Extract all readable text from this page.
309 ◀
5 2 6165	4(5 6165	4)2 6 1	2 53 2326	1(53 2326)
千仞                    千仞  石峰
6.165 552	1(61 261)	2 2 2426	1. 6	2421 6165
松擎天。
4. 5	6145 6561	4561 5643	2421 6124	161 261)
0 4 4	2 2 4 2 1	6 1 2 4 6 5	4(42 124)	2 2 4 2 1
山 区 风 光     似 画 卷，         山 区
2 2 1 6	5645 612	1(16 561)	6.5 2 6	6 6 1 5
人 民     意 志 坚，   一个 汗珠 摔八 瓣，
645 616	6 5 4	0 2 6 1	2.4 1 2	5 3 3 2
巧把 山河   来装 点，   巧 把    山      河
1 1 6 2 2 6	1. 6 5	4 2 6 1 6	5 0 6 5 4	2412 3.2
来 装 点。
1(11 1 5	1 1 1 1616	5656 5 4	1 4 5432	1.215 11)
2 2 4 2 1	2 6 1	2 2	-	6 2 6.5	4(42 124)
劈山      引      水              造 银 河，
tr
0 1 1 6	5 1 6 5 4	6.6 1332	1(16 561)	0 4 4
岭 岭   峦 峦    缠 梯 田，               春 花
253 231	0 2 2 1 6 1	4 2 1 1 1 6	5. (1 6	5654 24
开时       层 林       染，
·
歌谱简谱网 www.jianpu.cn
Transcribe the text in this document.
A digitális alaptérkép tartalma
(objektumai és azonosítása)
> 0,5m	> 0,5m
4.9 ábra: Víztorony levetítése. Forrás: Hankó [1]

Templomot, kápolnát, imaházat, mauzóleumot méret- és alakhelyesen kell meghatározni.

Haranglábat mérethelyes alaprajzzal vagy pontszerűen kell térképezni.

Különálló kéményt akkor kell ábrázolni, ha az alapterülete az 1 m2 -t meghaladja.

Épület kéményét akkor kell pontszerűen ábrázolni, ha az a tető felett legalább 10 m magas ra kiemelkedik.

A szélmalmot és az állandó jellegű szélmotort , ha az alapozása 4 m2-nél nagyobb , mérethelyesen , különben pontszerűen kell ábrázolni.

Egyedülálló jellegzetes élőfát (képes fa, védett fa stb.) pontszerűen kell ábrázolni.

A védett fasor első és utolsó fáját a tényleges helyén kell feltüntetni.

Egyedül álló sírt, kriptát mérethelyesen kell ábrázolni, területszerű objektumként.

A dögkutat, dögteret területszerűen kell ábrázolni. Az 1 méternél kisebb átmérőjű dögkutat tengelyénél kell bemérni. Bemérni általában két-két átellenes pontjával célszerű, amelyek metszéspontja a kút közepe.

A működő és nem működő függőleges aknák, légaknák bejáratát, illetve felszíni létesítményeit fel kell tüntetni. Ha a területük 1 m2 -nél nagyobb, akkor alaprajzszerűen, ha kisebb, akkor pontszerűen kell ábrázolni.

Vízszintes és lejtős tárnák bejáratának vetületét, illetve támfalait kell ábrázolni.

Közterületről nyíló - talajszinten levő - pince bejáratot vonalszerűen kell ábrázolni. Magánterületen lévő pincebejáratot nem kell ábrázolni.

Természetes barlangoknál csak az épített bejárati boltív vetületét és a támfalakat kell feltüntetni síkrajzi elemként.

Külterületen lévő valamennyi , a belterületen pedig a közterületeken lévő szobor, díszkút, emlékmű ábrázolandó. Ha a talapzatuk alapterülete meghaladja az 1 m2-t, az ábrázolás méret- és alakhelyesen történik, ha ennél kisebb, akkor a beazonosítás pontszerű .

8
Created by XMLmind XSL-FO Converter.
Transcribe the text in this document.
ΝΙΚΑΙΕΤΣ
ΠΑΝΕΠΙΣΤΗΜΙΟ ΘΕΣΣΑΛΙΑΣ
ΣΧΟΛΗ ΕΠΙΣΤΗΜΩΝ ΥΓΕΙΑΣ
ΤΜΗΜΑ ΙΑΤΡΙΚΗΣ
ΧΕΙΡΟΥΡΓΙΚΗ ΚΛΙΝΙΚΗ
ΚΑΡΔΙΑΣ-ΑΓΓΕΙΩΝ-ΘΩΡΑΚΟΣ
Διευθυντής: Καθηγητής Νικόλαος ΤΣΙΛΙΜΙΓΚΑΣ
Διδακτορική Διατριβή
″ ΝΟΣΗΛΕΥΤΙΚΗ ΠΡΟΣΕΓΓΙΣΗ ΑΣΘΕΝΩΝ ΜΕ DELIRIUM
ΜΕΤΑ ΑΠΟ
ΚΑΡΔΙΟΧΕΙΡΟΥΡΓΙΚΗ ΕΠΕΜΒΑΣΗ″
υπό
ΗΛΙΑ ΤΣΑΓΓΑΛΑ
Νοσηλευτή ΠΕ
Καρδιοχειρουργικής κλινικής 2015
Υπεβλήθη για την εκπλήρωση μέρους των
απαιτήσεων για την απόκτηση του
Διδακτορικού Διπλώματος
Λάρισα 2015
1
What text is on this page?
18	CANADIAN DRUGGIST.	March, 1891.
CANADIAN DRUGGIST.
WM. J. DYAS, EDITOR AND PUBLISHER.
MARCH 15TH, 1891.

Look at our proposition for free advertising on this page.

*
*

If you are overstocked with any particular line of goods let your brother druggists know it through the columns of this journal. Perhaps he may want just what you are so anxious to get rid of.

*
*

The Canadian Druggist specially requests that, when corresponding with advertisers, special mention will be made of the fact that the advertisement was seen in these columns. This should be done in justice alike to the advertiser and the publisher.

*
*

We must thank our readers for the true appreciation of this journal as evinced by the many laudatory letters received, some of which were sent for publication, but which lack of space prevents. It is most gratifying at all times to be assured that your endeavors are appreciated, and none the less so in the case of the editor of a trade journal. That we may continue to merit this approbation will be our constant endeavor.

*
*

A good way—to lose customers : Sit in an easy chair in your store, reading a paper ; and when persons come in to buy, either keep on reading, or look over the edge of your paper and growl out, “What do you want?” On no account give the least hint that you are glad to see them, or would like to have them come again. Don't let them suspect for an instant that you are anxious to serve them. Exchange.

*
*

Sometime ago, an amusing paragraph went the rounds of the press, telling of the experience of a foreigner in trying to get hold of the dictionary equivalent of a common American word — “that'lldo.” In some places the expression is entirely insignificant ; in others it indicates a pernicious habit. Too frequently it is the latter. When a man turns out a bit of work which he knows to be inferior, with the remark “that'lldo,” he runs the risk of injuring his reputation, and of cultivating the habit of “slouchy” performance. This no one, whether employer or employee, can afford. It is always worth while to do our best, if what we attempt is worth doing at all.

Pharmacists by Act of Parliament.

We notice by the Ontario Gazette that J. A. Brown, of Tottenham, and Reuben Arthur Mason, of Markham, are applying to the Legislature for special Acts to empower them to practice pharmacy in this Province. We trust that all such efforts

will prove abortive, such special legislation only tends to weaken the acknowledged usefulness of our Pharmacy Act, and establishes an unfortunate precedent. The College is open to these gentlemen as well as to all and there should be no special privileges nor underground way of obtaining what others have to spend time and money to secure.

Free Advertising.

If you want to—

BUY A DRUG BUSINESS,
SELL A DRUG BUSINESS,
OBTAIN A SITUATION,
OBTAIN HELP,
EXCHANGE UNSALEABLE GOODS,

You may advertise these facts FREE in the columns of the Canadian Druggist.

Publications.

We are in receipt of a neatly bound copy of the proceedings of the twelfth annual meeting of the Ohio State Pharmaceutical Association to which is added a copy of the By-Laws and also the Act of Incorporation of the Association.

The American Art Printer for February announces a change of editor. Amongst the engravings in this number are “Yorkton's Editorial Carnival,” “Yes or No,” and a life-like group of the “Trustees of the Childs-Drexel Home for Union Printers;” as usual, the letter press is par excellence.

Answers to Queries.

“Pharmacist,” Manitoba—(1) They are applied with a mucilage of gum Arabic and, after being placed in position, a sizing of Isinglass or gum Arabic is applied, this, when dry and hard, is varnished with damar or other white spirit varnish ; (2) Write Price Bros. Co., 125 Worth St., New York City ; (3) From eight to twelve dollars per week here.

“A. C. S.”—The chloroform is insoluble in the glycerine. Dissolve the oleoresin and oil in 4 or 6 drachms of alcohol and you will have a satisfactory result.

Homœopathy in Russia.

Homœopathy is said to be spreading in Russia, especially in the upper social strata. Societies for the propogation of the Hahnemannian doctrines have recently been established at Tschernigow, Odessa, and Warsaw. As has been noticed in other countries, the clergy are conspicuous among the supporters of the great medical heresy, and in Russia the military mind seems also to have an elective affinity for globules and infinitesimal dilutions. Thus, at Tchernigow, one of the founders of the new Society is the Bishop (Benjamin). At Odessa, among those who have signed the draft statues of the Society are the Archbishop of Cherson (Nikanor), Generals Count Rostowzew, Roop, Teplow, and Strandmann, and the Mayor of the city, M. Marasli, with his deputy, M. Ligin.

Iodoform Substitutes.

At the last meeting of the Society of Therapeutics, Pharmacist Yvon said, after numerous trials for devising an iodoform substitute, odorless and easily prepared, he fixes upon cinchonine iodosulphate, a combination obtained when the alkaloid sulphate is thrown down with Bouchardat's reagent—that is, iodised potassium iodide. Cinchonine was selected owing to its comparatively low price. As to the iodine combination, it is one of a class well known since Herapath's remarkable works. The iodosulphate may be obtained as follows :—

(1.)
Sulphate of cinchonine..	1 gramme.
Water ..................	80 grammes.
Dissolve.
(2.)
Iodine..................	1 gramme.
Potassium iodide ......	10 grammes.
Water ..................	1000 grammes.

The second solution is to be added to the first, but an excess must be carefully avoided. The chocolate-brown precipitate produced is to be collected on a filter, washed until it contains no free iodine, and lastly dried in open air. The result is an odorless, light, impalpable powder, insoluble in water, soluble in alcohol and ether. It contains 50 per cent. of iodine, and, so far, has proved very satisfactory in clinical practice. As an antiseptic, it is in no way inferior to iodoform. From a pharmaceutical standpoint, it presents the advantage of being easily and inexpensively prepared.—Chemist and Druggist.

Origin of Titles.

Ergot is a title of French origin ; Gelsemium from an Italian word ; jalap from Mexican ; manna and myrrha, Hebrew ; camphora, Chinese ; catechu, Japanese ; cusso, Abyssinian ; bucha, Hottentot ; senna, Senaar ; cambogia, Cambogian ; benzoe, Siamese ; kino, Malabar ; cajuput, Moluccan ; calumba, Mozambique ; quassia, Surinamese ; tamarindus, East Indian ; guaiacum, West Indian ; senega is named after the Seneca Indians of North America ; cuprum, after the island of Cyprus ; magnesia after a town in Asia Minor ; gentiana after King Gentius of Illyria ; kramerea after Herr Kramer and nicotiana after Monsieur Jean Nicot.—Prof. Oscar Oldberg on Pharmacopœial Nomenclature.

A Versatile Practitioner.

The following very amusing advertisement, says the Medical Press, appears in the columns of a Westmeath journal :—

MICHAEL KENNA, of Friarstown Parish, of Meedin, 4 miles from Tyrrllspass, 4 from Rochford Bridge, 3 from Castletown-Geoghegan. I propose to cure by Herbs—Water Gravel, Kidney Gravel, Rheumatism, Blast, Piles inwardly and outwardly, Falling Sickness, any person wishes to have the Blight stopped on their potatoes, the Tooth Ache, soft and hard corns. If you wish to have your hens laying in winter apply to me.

****************

What is the number of lines in the listing above that contain the string "lévő"? Give only the number.

_Finished exercise_. 2